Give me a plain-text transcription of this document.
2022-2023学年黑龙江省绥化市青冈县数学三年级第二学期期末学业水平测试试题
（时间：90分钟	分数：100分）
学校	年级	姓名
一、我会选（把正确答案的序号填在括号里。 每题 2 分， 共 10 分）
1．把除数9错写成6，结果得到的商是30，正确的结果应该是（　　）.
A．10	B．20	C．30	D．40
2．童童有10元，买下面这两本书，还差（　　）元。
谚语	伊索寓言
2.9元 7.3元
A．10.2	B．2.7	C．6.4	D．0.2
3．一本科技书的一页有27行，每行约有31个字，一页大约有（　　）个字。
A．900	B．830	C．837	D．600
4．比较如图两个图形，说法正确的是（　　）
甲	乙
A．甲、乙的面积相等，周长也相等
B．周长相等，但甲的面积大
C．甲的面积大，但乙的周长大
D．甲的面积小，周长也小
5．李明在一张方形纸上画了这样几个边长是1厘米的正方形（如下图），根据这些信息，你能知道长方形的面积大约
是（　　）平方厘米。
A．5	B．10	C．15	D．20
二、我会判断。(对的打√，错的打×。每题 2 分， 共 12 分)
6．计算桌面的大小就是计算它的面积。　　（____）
═══
SHORT EXERCISE
Write out the entries above word for word.

RESPONSE TO THE EXERCISE
Give me a plain-text transcription of this document.
2022-2023学年黑龙江省绥化市青冈县数学三年级第二学期期末学业水平测试试题
（时间：90分钟	分数：100分）
学校	年级	姓名
一、我会选（把正确答案的序号填在括号里。 每题 2 分， 共 10 分）
1．把除数9错写成6，结果得到的商是30，正确的结果应该是（　　）.
A．10	B．20	C．30	D．40
2．童童有10元，买下面这两本书，还差（　　）元。
谚语	伊索寓言
2.9元 7.3元
A．10.2	B．2.7	C．6.4	D．0.2
3．一本科技书的一页有27行，每行约有31个字，一页大约有（　　）个字。
A．900	B．830	C．837	D．600
4．比较如图两个图形，说法正确的是（　　）
甲	乙
A．甲、乙的面积相等，周长也相等
B．周长相等，但甲的面积大
C．甲的面积大，但乙的周长大
D．甲的面积小，周长也小
5．李明在一张方形纸上画了这样几个边长是1厘米的正方形（如下图），根据这些信息，你能知道长方形的面积大约
是（　　）平方厘米。
A．5	B．10	C．15	D．20
二、我会判断。(对的打√，错的打×。每题 2 分， 共 12 分)
6．计算桌面的大小就是计算它的面积。　　（____）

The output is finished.